> PROBLEM DESCRIPTION
The records below should be written out again, exactly.

> DATA PROVIDED
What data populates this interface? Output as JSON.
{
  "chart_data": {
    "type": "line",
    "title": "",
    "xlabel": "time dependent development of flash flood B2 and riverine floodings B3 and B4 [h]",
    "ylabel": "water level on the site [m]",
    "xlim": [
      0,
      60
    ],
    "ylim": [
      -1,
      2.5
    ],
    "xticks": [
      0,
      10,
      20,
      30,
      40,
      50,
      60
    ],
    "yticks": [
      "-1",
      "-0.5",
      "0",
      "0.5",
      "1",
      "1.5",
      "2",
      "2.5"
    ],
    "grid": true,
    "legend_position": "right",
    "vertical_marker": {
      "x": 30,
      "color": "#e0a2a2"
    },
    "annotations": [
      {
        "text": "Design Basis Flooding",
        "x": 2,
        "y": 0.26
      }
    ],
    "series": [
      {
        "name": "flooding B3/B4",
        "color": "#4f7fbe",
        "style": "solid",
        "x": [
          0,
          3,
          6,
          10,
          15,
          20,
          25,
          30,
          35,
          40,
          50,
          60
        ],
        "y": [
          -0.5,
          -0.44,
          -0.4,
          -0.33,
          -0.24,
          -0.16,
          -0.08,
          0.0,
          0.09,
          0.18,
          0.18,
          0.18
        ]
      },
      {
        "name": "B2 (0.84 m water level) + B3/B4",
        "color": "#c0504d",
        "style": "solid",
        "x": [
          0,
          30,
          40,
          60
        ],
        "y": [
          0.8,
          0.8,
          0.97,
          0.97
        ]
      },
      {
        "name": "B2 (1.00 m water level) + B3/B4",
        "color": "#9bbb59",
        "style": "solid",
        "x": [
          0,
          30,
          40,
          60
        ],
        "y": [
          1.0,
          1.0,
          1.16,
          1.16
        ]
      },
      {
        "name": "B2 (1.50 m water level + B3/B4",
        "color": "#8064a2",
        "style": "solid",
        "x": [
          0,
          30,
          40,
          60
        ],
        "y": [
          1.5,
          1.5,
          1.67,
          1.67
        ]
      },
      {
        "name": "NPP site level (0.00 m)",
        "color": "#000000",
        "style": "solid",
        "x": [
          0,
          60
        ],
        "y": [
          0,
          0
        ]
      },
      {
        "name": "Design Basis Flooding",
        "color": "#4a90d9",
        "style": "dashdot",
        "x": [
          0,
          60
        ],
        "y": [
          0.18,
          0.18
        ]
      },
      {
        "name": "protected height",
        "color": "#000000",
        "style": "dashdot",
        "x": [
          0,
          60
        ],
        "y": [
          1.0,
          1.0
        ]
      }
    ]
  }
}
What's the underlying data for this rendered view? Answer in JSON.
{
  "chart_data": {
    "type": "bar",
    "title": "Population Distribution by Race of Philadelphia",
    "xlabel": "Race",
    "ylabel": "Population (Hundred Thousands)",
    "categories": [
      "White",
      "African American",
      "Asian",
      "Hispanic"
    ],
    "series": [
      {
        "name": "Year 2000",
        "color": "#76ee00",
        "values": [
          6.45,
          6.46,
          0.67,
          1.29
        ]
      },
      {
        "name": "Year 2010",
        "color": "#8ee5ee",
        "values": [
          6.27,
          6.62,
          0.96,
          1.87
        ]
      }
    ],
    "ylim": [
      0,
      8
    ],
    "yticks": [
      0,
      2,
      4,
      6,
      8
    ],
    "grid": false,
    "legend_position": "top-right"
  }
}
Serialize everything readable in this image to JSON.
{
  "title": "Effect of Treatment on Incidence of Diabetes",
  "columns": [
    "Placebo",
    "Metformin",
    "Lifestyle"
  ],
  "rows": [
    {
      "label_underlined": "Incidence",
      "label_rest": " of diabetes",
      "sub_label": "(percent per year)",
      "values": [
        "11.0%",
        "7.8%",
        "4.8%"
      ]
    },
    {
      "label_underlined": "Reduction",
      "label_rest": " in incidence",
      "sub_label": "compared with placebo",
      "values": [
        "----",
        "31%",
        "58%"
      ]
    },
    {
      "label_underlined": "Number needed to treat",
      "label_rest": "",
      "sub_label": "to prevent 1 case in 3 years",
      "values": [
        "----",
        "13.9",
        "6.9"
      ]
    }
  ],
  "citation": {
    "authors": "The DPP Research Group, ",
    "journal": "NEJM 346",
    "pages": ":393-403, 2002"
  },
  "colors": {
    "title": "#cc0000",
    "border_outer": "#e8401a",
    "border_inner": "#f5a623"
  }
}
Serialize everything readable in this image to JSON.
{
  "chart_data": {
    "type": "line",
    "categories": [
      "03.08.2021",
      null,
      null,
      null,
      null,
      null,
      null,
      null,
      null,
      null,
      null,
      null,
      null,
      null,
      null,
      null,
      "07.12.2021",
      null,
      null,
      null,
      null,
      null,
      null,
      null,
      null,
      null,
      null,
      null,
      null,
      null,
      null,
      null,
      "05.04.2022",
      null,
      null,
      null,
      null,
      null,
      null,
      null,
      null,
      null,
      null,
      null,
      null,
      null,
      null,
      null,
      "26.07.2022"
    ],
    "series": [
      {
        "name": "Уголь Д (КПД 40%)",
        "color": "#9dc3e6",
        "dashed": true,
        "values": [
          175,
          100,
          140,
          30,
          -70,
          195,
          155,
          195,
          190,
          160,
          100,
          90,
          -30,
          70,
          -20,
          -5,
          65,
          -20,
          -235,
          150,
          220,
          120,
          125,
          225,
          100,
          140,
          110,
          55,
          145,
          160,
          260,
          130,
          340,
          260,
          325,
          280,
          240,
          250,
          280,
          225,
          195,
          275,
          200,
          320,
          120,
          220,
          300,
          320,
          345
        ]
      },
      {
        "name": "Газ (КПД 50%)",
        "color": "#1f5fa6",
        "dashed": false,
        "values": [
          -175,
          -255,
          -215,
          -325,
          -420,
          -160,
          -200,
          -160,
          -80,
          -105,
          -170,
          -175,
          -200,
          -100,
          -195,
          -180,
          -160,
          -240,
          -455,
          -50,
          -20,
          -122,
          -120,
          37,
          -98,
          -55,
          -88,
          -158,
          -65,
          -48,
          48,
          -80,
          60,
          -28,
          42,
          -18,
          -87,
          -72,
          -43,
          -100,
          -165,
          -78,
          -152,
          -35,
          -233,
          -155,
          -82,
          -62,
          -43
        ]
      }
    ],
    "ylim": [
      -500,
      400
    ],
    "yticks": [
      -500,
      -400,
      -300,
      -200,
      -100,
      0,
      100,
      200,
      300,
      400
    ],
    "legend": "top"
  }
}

> ANSWER TO THIS TASK
What data populates this interface? Output as JSON.
{
  "chart_data": {
    "type": "line",
    "title": "",
    "xlabel": "time dependent development of flash flood B2 and riverine floodings B3 and B4 [h]",
    "ylabel": "water level on the site [m]",
    "xlim": [
      0,
      60
    ],
    "ylim": [
      -1,
      2.5
    ],
    "xticks": [
      0,
      10,
      20,
      30,
      40,
      50,
      60
    ],
    "yticks": [
      "-1",
      "-0.5",
      "0",
      "0.5",
      "1",
      "1.5",
      "2",
      "2.5"
    ],
    "grid": true,
    "legend_position": "right",
    "vertical_marker": {
      "x": 30,
      "color": "#e0a2a2"
    },
    "annotations": [
      {
        "text": "Design Basis Flooding",
        "x": 2,
        "y": 0.26
      }
    ],
    "series": [
      {
        "name": "flooding B3/B4",
        "color": "#4f7fbe",
        "style": "solid",
        "x": [
          0,
          3,
          6,
          10,
          15,
          20,
          25,
          30,
          35,
          40,
          50,
          60
        ],
        "y": [
          -0.5,
          -0.44,
          -0.4,
          -0.33,
          -0.24,
          -0.16,
          -0.08,
          0.0,
          0.09,
          0.18,
          0.18,
          0.18
        ]
      },
      {
        "name": "B2 (0.84 m water level) + B3/B4",
        "color": "#c0504d",
        "style": "solid",
        "x": [
          0,
          30,
          40,
          60
        ],
        "y": [
          0.8,
          0.8,
          0.97,
          0.97
        ]
      },
      {
        "name": "B2 (1.00 m water level) + B3/B4",
        "color": "#9bbb59",
        "style": "solid",
        "x": [
          0,
          30,
          40,
          60
        ],
        "y": [
          1.0,
          1.0,
          1.16,
          1.16
        ]
      },
      {
        "name": "B2 (1.50 m water level + B3/B4",
        "color": "#8064a2",
        "style": "solid",
        "x": [
          0,
          30,
          40,
          60
        ],
        "y": [
          1.5,
          1.5,
          1.67,
          1.67
        ]
      },
      {
        "name": "NPP site level (0.00 m)",
        "color": "#000000",
        "style": "solid",
        "x": [
          0,
          60
        ],
        "y": [
          0,
          0
        ]
      },
      {
        "name": "Design Basis Flooding",
        "color": "#4a90d9",
        "style": "dashdot",
        "x": [
          0,
          60
        ],
        "y": [
          0.18,
          0.18
        ]
      },
      {
        "name": "protected height",
        "color": "#000000",
        "style": "dashdot",
        "x": [
          0,
          60
        ],
        "y": [
          1.0,
          1.0
        ]
      }
    ]
  }
}
What's the underlying data for this rendered view? Answer in JSON.
{
  "chart_data": {
    "type": "bar",
    "title": "Population Distribution by Race of Philadelphia",
    "xlabel": "Race",
    "ylabel": "Population (Hundred Thousands)",
    "categories": [
      "White",
      "African American",
      "Asian",
      "Hispanic"
    ],
    "series": [
      {
        "name": "Year 2000",
        "color": "#76ee00",
        "values": [
          6.45,
          6.46,
          0.67,
          1.29
        ]
      },
      {
        "name": "Year 2010",
        "color": "#8ee5ee",
        "values": [
          6.27,
          6.62,
          0.96,
          1.87
        ]
      }
    ],
    "ylim": [
      0,
      8
    ],
    "yticks": [
      0,
      2,
      4,
      6,
      8
    ],
    "grid": false,
    "legend_position": "top-right"
  }
}
Serialize everything readable in this image to JSON.
{
  "title": "Effect of Treatment on Incidence of Diabetes",
  "columns": [
    "Placebo",
    "Metformin",
    "Lifestyle"
  ],
  "rows": [
    {
      "label_underlined": "Incidence",
      "label_rest": " of diabetes",
      "sub_label": "(percent per year)",
      "values": [
        "11.0%",
        "7.8%",
        "4.8%"
      ]
    },
    {
      "label_underlined": "Reduction",
      "label_rest": " in incidence",
      "sub_label": "compared with placebo",
      "values": [
        "----",
        "31%",
        "58%"
      ]
    },
    {
      "label_underlined": "Number needed to treat",
      "label_rest": "",
      "sub_label": "to prevent 1 case in 3 years",
      "values": [
        "----",
        "13.9",
        "6.9"
      ]
    }
  ],
  "citation": {
    "authors": "The DPP Research Group, ",
    "journal": "NEJM 346",
    "pages": ":393-403, 2002"
  },
  "colors": {
    "title": "#cc0000",
    "border_outer": "#e8401a",
    "border_inner": "#f5a623"
  }
}
Serialize everything readable in this image to JSON.
{
  "chart_data": {
    "type": "line",
    "categories": [
      "03.08.2021",
      null,
      null,
      null,
      null,
      null,
      null,
      null,
      null,
      null,
      null,
      null,
      null,
      null,
      null,
      null,
      "07.12.2021",
      null,
      null,
      null,
      null,
      null,
      null,
      null,
      null,
      null,
      null,
      null,
      null,
      null,
      null,
      null,
      "05.04.2022",
      null,
      null,
      null,
      null,
      null,
      null,
      null,
      null,
      null,
      null,
      null,
      null,
      null,
      null,
      null,
      "26.07.2022"
    ],
    "series": [
      {
        "name": "Уголь Д (КПД 40%)",
        "color": "#9dc3e6",
        "dashed": true,
        "values": [
          175,
          100,
          140,
          30,
          -70,
          195,
          155,
          195,
          190,
          160,
          100,
          90,
          -30,
          70,
          -20,
          -5,
          65,
          -20,
          -235,
          150,
          220,
          120,
          125,
          225,
          100,
          140,
          110,
          55,
          145,
          160,
          260,
          130,
          340,
          260,
          325,
          280,
          240,
          250,
          280,
          225,
          195,
          275,
          200,
          320,
          120,
          220,
          300,
          320,
          345
        ]
      },
      {
        "name": "Газ (КПД 50%)",
        "color": "#1f5fa6",
        "dashed": false,
        "values": [
          -175,
          -255,
          -215,
          -325,
          -420,
          -160,
          -200,
          -160,
          -80,
          -105,
          -170,
          -175,
          -200,
          -100,
          -195,
          -180,
          -160,
          -240,
          -455,
          -50,
          -20,
          -122,
          -120,
          37,
          -98,
          -55,
          -88,
          -158,
          -65,
          -48,
          48,
          -80,
          60,
          -28,
          42,
          -18,
          -87,
          -72,
          -43,
          -100,
          -165,
          -78,
          -152,
          -35,
          -233,
          -155,
          -82,
          -62,
          -43
        ]
      }
    ],
    "ylim": [
      -500,
      400
    ],
    "yticks": [
      -500,
      -400,
      -300,
      -200,
      -100,
      0,
      100,
      200,
      300,
      400
    ],
    "legend": "top"
  }
}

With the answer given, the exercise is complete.